§ The problem
Images are not part of the copy; transcribe all the data exactly.

§ Stored rows
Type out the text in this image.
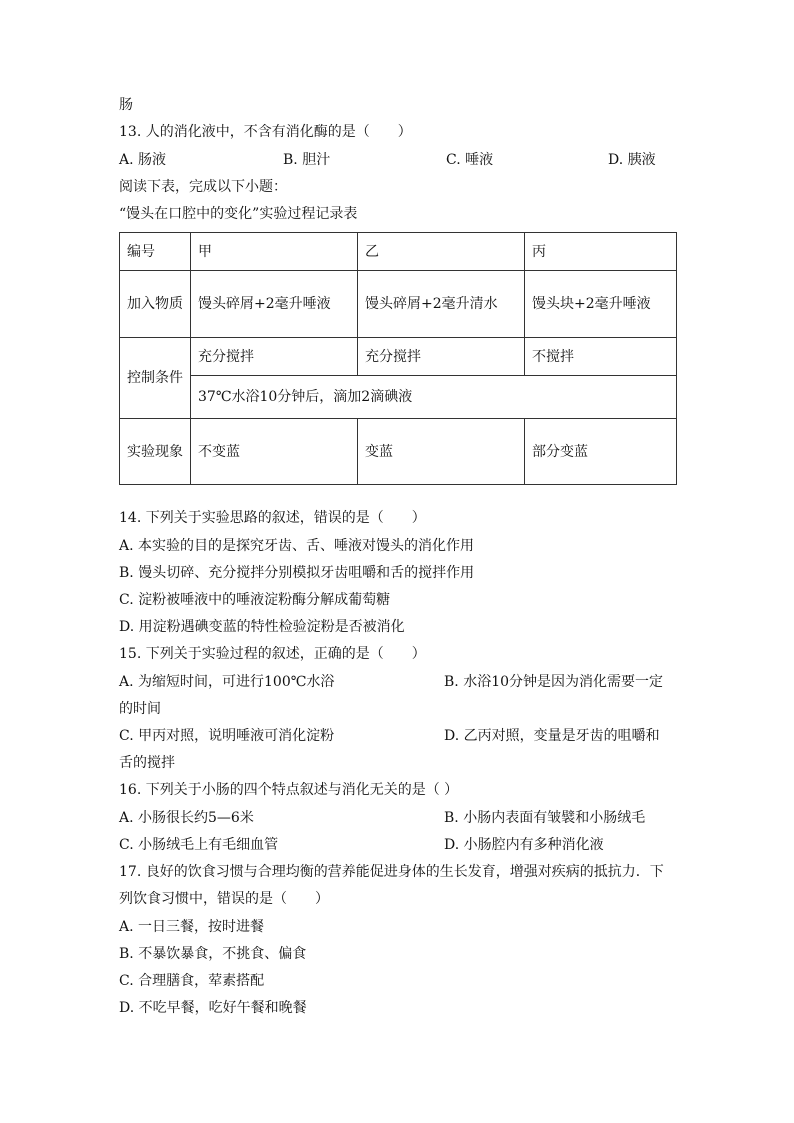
肠
13. 人的消化液中，不含有消化酶的是（　　）
A. 肠液	B. 胆汁	C. 唾液	D. 胰液
阅读下表，完成以下小题：
“馒头在口腔中的变化”实验过程记录表
编号	甲	乙	丙
加入物质	馒头碎屑+2毫升唾液	馒头碎屑+2毫升清水	馒头块+2毫升唾液
控制条件	充分搅拌	充分搅拌	不搅拌
	37℃水浴10分钟后，滴加2滴碘液		
实验现象	不变蓝	变蓝	部分变蓝
14. 下列关于实验思路的叙述，错误的是（　　）
A. 本实验的目的是探究牙齿、舌、唾液对馒头的消化作用
B. 馒头切碎、充分搅拌分别模拟牙齿咀嚼和舌的搅拌作用
C. 淀粉被唾液中的唾液淀粉酶分解成葡萄糖
D. 用淀粉遇碘变蓝的特性检验淀粉是否被消化
15. 下列关于实验过程的叙述，正确的是（　　）
A. 为缩短时间，可进行100℃水浴	B. 水浴10分钟是因为消化需要一定
的时间
C. 甲丙对照，说明唾液可消化淀粉	D. 乙丙对照，变量是牙齿的咀嚼和
舌的搅拌
16. 下列关于小肠的四个特点叙述与消化无关的是（ ）
A. 小肠很长约5—6米	B. 小肠内表面有皱襞和小肠绒毛
C. 小肠绒毛上有毛细血管	D. 小肠腔内有多种消化液
17. 良好的饮食习惯与合理均衡的营养能促进身体的生长发育，增强对疾病的抵抗力．下
列饮食习惯中，错误的是（　　）
A. 一日三餐，按时进餐
B. 不暴饮暴食，不挑食、偏食
C. 合理膳食，荤素搭配
D. 不吃早餐，吃好午餐和晚餐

§ Completed task
Type out the text in this image.
肠
13. 人的消化液中，不含有消化酶的是（　　）
A. 肠液	B. 胆汁	C. 唾液	D. 胰液
阅读下表，完成以下小题：
“馒头在口腔中的变化”实验过程记录表
编号	甲	乙	丙
加入物质	馒头碎屑+2毫升唾液	馒头碎屑+2毫升清水	馒头块+2毫升唾液
控制条件	充分搅拌	充分搅拌	不搅拌
	37℃水浴10分钟后，滴加2滴碘液		
实验现象	不变蓝	变蓝	部分变蓝
14. 下列关于实验思路的叙述，错误的是（　　）
A. 本实验的目的是探究牙齿、舌、唾液对馒头的消化作用
B. 馒头切碎、充分搅拌分别模拟牙齿咀嚼和舌的搅拌作用
C. 淀粉被唾液中的唾液淀粉酶分解成葡萄糖
D. 用淀粉遇碘变蓝的特性检验淀粉是否被消化
15. 下列关于实验过程的叙述，正确的是（　　）
A. 为缩短时间，可进行100℃水浴	B. 水浴10分钟是因为消化需要一定
的时间
C. 甲丙对照，说明唾液可消化淀粉	D. 乙丙对照，变量是牙齿的咀嚼和
舌的搅拌
16. 下列关于小肠的四个特点叙述与消化无关的是（ ）
A. 小肠很长约5—6米	B. 小肠内表面有皱襞和小肠绒毛
C. 小肠绒毛上有毛细血管	D. 小肠腔内有多种消化液
17. 良好的饮食习惯与合理均衡的营养能促进身体的生长发育，增强对疾病的抵抗力．下
列饮食习惯中，错误的是（　　）
A. 一日三餐，按时进餐
B. 不暴饮暴食，不挑食、偏食
C. 合理膳食，荤素搭配
D. 不吃早餐，吃好午餐和晚餐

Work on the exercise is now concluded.